[Stored data]
-=-=-

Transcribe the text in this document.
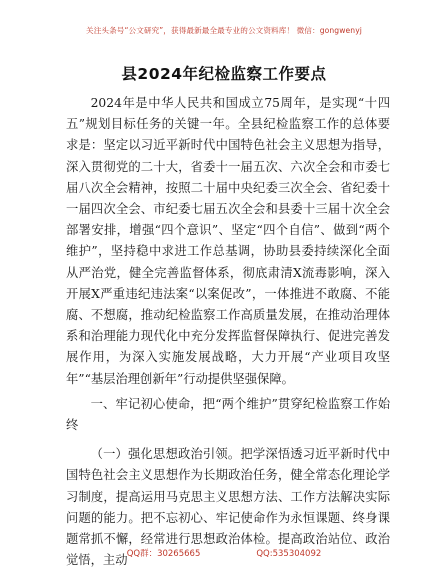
关注头条号“公文研究”，获得最新最全最专业的公文资料库！ 微信：gongwenyj
县2024年纪检监察工作要点

2024年是中华人民共和国成立75周年，是实现“十四五”规划目标任务的关键一年。全县纪检监察工作的总体要求是：坚定以习近平新时代中国特色社会主义思想为指导，深入贯彻党的二十大，省委十一届五次、六次全会和市委七届八次全会精神，按照二十届中央纪委三次全会、省纪委十一届四次全会、市纪委七届五次全会和县委十三届十次全会部署安排，增强“四个意识”、坚定“四个自信”、做到“两个维护”，坚持稳中求进工作总基调，协助县委持续深化全面从严治党，健全完善监督体系，彻底肃清X流毒影响，深入开展X严重违纪违法案“以案促改”，一体推进不敢腐、不能腐、不想腐，推动纪检监察工作高质量发展，在推动治理体系和治理能力现代化中充分发挥监督保障执行、促进完善发展作用，为深入实施发展战略，大力开展“产业项目攻坚年”“基层治理创新年”行动提供坚强保障。

一、牢记初心使命，把“两个维护”贯穿纪检监察工作始终

（一）强化思想政治引领。把学深悟透习近平新时代中国特色社会主义思想作为长期政治任务，健全常态化理论学习制度，提高运用马克思主义思想方法、工作方法解决实际问题的能力。把不忘初心、牢记使命作为永恒课题、终身课题常抓不懈，经常进行思想政治体检。提高政治站位、政治觉悟，主动 QQ群：30265665	QQ:535304092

-=-=-

#### The problem:
Omit the pictures. Transcribe every record exactly.

#### Right answer:
Transcribe the text in this document.
关注头条号“公文研究”，获得最新最全最专业的公文资料库！ 微信：gongwenyj
县2024年纪检监察工作要点

2024年是中华人民共和国成立75周年，是实现“十四五”规划目标任务的关键一年。全县纪检监察工作的总体要求是：坚定以习近平新时代中国特色社会主义思想为指导，深入贯彻党的二十大，省委十一届五次、六次全会和市委七届八次全会精神，按照二十届中央纪委三次全会、省纪委十一届四次全会、市纪委七届五次全会和县委十三届十次全会部署安排，增强“四个意识”、坚定“四个自信”、做到“两个维护”，坚持稳中求进工作总基调，协助县委持续深化全面从严治党，健全完善监督体系，彻底肃清X流毒影响，深入开展X严重违纪违法案“以案促改”，一体推进不敢腐、不能腐、不想腐，推动纪检监察工作高质量发展，在推动治理体系和治理能力现代化中充分发挥监督保障执行、促进完善发展作用，为深入实施发展战略，大力开展“产业项目攻坚年”“基层治理创新年”行动提供坚强保障。

一、牢记初心使命，把“两个维护”贯穿纪检监察工作始终

（一）强化思想政治引领。把学深悟透习近平新时代中国特色社会主义思想作为长期政治任务，健全常态化理论学习制度，提高运用马克思主义思想方法、工作方法解决实际问题的能力。把不忘初心、牢记使命作为永恒课题、终身课题常抓不懈，经常进行思想政治体检。提高政治站位、政治觉悟，主动 QQ群：30265665	QQ:535304092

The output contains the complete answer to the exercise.